#### PROBLEM DESCRIPTION:
Output an exact reproduction of the data.

#### GIVEN ENTRIES:

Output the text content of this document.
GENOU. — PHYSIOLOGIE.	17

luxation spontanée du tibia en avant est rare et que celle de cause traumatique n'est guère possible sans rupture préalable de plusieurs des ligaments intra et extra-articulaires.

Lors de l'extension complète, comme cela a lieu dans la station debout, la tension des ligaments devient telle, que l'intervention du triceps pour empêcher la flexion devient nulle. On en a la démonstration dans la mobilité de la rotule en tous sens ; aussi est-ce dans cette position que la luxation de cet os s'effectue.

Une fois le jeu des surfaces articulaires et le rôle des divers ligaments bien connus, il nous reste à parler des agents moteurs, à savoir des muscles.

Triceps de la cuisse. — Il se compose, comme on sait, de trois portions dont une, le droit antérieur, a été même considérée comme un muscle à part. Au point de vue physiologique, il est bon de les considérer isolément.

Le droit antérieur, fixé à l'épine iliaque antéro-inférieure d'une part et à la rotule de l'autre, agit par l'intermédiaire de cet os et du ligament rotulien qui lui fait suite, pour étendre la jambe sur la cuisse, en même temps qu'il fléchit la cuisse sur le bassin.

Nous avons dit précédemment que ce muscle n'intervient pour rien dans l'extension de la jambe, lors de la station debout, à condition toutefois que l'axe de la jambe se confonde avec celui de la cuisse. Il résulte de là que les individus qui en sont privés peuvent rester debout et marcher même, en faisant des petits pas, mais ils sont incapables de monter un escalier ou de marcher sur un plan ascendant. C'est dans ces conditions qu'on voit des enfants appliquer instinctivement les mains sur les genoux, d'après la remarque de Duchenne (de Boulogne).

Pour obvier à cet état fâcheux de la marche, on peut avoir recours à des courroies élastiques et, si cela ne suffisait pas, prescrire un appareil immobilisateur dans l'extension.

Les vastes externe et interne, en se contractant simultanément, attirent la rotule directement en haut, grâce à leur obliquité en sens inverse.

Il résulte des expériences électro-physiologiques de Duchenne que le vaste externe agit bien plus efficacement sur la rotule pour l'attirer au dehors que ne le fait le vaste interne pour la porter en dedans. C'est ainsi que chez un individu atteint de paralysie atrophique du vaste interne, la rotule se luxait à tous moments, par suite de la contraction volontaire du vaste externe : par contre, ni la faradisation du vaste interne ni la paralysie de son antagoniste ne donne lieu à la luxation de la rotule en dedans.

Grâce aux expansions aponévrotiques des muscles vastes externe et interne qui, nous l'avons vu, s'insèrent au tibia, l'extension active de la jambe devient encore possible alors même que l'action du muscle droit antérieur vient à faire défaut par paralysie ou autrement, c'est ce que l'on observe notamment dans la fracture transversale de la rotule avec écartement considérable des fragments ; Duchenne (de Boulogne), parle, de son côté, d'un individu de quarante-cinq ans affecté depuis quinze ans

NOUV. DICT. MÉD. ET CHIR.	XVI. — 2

#### ANSWER TO THE TASK:
Output the text content of this document.
GENOU. — PHYSIOLOGIE.	17

luxation spontanée du tibia en avant est rare et que celle de cause traumatique n'est guère possible sans rupture préalable de plusieurs des ligaments intra et extra-articulaires.

Lors de l'extension complète, comme cela a lieu dans la station debout, la tension des ligaments devient telle, que l'intervention du triceps pour empêcher la flexion devient nulle. On en a la démonstration dans la mobilité de la rotule en tous sens ; aussi est-ce dans cette position que la luxation de cet os s'effectue.

Une fois le jeu des surfaces articulaires et le rôle des divers ligaments bien connus, il nous reste à parler des agents moteurs, à savoir des muscles.

Triceps de la cuisse. — Il se compose, comme on sait, de trois portions dont une, le droit antérieur, a été même considérée comme un muscle à part. Au point de vue physiologique, il est bon de les considérer isolément.

Le droit antérieur, fixé à l'épine iliaque antéro-inférieure d'une part et à la rotule de l'autre, agit par l'intermédiaire de cet os et du ligament rotulien qui lui fait suite, pour étendre la jambe sur la cuisse, en même temps qu'il fléchit la cuisse sur le bassin.

Nous avons dit précédemment que ce muscle n'intervient pour rien dans l'extension de la jambe, lors de la station debout, à condition toutefois que l'axe de la jambe se confonde avec celui de la cuisse. Il résulte de là que les individus qui en sont privés peuvent rester debout et marcher même, en faisant des petits pas, mais ils sont incapables de monter un escalier ou de marcher sur un plan ascendant. C'est dans ces conditions qu'on voit des enfants appliquer instinctivement les mains sur les genoux, d'après la remarque de Duchenne (de Boulogne).

Pour obvier à cet état fâcheux de la marche, on peut avoir recours à des courroies élastiques et, si cela ne suffisait pas, prescrire un appareil immobilisateur dans l'extension.

Les vastes externe et interne, en se contractant simultanément, attirent la rotule directement en haut, grâce à leur obliquité en sens inverse.

Il résulte des expériences électro-physiologiques de Duchenne que le vaste externe agit bien plus efficacement sur la rotule pour l'attirer au dehors que ne le fait le vaste interne pour la porter en dedans. C'est ainsi que chez un individu atteint de paralysie atrophique du vaste interne, la rotule se luxait à tous moments, par suite de la contraction volontaire du vaste externe : par contre, ni la faradisation du vaste interne ni la paralysie de son antagoniste ne donne lieu à la luxation de la rotule en dedans.

Grâce aux expansions aponévrotiques des muscles vastes externe et interne qui, nous l'avons vu, s'insèrent au tibia, l'extension active de la jambe devient encore possible alors même que l'action du muscle droit antérieur vient à faire défaut par paralysie ou autrement, c'est ce que l'on observe notamment dans la fracture transversale de la rotule avec écartement considérable des fragments ; Duchenne (de Boulogne), parle, de son côté, d'un individu de quarante-cinq ans affecté depuis quinze ans

NOUV. DICT. MÉD. ET CHIR.	XVI. — 2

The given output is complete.